- _Information given_
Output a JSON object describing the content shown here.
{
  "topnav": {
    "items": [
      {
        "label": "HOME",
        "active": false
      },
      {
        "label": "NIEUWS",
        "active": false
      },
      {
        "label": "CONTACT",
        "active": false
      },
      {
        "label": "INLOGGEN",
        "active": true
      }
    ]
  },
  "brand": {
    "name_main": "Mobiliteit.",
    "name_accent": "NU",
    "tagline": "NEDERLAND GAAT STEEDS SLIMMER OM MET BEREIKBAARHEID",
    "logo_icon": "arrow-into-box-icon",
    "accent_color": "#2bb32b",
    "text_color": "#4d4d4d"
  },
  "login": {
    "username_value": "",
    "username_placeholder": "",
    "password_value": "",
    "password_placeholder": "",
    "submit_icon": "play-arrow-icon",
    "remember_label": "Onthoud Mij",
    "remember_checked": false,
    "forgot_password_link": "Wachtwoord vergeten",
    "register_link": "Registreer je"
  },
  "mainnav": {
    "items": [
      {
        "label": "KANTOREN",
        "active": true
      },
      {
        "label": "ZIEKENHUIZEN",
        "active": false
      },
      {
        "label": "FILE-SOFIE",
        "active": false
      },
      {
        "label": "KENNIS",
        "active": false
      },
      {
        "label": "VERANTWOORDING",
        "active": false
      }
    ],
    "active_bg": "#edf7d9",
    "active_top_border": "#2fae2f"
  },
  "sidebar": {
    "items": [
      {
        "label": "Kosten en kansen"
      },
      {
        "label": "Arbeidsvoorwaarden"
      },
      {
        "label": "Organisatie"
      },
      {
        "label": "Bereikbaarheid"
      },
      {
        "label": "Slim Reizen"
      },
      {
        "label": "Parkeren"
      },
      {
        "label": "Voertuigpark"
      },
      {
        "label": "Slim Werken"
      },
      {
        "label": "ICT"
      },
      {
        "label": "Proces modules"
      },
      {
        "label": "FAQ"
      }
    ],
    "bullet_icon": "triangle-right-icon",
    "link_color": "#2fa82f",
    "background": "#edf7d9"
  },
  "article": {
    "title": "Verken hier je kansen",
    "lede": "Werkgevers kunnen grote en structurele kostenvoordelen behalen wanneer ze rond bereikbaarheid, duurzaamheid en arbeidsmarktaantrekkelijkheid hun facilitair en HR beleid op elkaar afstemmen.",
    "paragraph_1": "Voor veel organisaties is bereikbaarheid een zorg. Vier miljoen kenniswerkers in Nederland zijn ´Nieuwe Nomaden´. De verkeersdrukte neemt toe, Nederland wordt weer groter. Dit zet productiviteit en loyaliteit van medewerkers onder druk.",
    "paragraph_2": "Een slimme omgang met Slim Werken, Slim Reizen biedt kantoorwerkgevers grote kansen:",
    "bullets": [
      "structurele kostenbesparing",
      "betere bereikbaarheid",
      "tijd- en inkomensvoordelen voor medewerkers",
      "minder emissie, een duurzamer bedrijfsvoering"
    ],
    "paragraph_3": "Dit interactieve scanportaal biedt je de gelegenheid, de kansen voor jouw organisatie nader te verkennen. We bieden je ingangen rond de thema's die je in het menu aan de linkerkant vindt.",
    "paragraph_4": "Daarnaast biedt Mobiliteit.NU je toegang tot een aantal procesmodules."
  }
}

- _Problem details_
Write the material out again word for word.

- _Expected answer_
Output a JSON object describing the content shown here.
{
  "topnav": {
    "items": [
      {
        "label": "HOME",
        "active": false
      },
      {
        "label": "NIEUWS",
        "active": false
      },
      {
        "label": "CONTACT",
        "active": false
      },
      {
        "label": "INLOGGEN",
        "active": true
      }
    ]
  },
  "brand": {
    "name_main": "Mobiliteit.",
    "name_accent": "NU",
    "tagline": "NEDERLAND GAAT STEEDS SLIMMER OM MET BEREIKBAARHEID",
    "logo_icon": "arrow-into-box-icon",
    "accent_color": "#2bb32b",
    "text_color": "#4d4d4d"
  },
  "login": {
    "username_value": "",
    "username_placeholder": "",
    "password_value": "",
    "password_placeholder": "",
    "submit_icon": "play-arrow-icon",
    "remember_label": "Onthoud Mij",
    "remember_checked": false,
    "forgot_password_link": "Wachtwoord vergeten",
    "register_link": "Registreer je"
  },
  "mainnav": {
    "items": [
      {
        "label": "KANTOREN",
        "active": true
      },
      {
        "label": "ZIEKENHUIZEN",
        "active": false
      },
      {
        "label": "FILE-SOFIE",
        "active": false
      },
      {
        "label": "KENNIS",
        "active": false
      },
      {
        "label": "VERANTWOORDING",
        "active": false
      }
    ],
    "active_bg": "#edf7d9",
    "active_top_border": "#2fae2f"
  },
  "sidebar": {
    "items": [
      {
        "label": "Kosten en kansen"
      },
      {
        "label": "Arbeidsvoorwaarden"
      },
      {
        "label": "Organisatie"
      },
      {
        "label": "Bereikbaarheid"
      },
      {
        "label": "Slim Reizen"
      },
      {
        "label": "Parkeren"
      },
      {
        "label": "Voertuigpark"
      },
      {
        "label": "Slim Werken"
      },
      {
        "label": "ICT"
      },
      {
        "label": "Proces modules"
      },
      {
        "label": "FAQ"
      }
    ],
    "bullet_icon": "triangle-right-icon",
    "link_color": "#2fa82f",
    "background": "#edf7d9"
  },
  "article": {
    "title": "Verken hier je kansen",
    "lede": "Werkgevers kunnen grote en structurele kostenvoordelen behalen wanneer ze rond bereikbaarheid, duurzaamheid en arbeidsmarktaantrekkelijkheid hun facilitair en HR beleid op elkaar afstemmen.",
    "paragraph_1": "Voor veel organisaties is bereikbaarheid een zorg. Vier miljoen kenniswerkers in Nederland zijn ´Nieuwe Nomaden´. De verkeersdrukte neemt toe, Nederland wordt weer groter. Dit zet productiviteit en loyaliteit van medewerkers onder druk.",
    "paragraph_2": "Een slimme omgang met Slim Werken, Slim Reizen biedt kantoorwerkgevers grote kansen:",
    "bullets": [
      "structurele kostenbesparing",
      "betere bereikbaarheid",
      "tijd- en inkomensvoordelen voor medewerkers",
      "minder emissie, een duurzamer bedrijfsvoering"
    ],
    "paragraph_3": "Dit interactieve scanportaal biedt je de gelegenheid, de kansen voor jouw organisatie nader te verkennen. We bieden je ingangen rond de thema's die je in het menu aan de linkerkant vindt.",
    "paragraph_4": "Daarnaast biedt Mobiliteit.NU je toegang tot een aantal procesmodules."
  }
}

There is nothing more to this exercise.